* _Exercise objective_: Print the listing below exactly.

* _Recorded data_:
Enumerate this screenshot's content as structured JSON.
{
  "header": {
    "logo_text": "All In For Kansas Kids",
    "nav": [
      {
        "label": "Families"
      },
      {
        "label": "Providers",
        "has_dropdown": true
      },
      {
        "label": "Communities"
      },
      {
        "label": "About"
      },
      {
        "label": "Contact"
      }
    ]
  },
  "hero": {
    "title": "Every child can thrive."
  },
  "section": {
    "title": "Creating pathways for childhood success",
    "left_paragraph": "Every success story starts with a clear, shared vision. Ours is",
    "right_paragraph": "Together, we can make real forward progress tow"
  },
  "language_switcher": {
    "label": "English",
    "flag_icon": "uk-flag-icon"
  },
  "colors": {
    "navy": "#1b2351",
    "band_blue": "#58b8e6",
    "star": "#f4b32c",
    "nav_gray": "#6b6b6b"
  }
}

* _Completed task_:
Enumerate this screenshot's content as structured JSON.
{
  "header": {
    "logo_text": "All In For Kansas Kids",
    "nav": [
      {
        "label": "Families"
      },
      {
        "label": "Providers",
        "has_dropdown": true
      },
      {
        "label": "Communities"
      },
      {
        "label": "About"
      },
      {
        "label": "Contact"
      }
    ]
  },
  "hero": {
    "title": "Every child can thrive."
  },
  "section": {
    "title": "Creating pathways for childhood success",
    "left_paragraph": "Every success story starts with a clear, shared vision. Ours is",
    "right_paragraph": "Together, we can make real forward progress tow"
  },
  "language_switcher": {
    "label": "English",
    "flag_icon": "uk-flag-icon"
  },
  "colors": {
    "navy": "#1b2351",
    "band_blue": "#58b8e6",
    "star": "#f4b32c",
    "nav_gray": "#6b6b6b"
  }
}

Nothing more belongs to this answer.